### What you will do
Reproduce every line of the listing as written, apart from the pictures.

### Record list
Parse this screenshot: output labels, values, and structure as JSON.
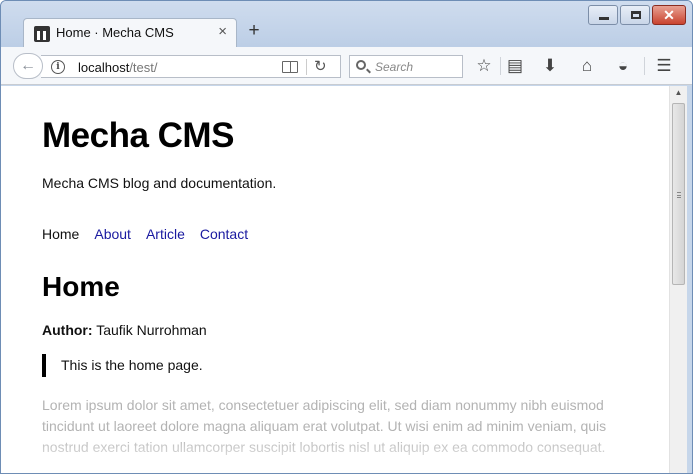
{
  "browser": {
    "tab": {
      "title": "Home · Mecha CMS",
      "close_glyph": "×",
      "favicon": "mecha-favicon"
    },
    "new_tab_glyph": "+",
    "url": {
      "host": "localhost",
      "path": "/test/"
    },
    "search_placeholder": "Search",
    "icons": {
      "back": "←",
      "reload": "↻",
      "bookmark_star": "☆",
      "bookmarks_list": "▤",
      "downloads": "⬇",
      "home": "⌂",
      "pocket": "◒",
      "menu": "☰",
      "window_close": "✕"
    }
  },
  "page": {
    "site_title": "Mecha CMS",
    "site_description": "Mecha CMS blog and documentation.",
    "nav": [
      "Home",
      "About",
      "Article",
      "Contact"
    ],
    "heading": "Home",
    "author_label": "Author:",
    "author_name": "Taufik Nurrohman",
    "quote": "This is the home page.",
    "body": "Lorem ipsum dolor sit amet, consectetuer adipiscing elit, sed diam nonummy nibh euismod tincidunt ut laoreet dolore magna aliquam erat volutpat. Ut wisi enim ad minim veniam, quis nostrud exerci tation ullamcorper suscipit lobortis nisl ut aliquip ex ea commodo consequat."
  }
}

### Completed task
Parse this screenshot: output labels, values, and structure as JSON.
{
  "browser": {
    "tab": {
      "title": "Home · Mecha CMS",
      "close_glyph": "×",
      "favicon": "mecha-favicon"
    },
    "new_tab_glyph": "+",
    "url": {
      "host": "localhost",
      "path": "/test/"
    },
    "search_placeholder": "Search",
    "icons": {
      "back": "←",
      "reload": "↻",
      "bookmark_star": "☆",
      "bookmarks_list": "▤",
      "downloads": "⬇",
      "home": "⌂",
      "pocket": "◒",
      "menu": "☰",
      "window_close": "✕"
    }
  },
  "page": {
    "site_title": "Mecha CMS",
    "site_description": "Mecha CMS blog and documentation.",
    "nav": [
      "Home",
      "About",
      "Article",
      "Contact"
    ],
    "heading": "Home",
    "author_label": "Author:",
    "author_name": "Taufik Nurrohman",
    "quote": "This is the home page.",
    "body": "Lorem ipsum dolor sit amet, consectetuer adipiscing elit, sed diam nonummy nibh euismod tincidunt ut laoreet dolore magna aliquam erat volutpat. Ut wisi enim ad minim veniam, quis nostrud exerci tation ullamcorper suscipit lobortis nisl ut aliquip ex ea commodo consequat."
  }
}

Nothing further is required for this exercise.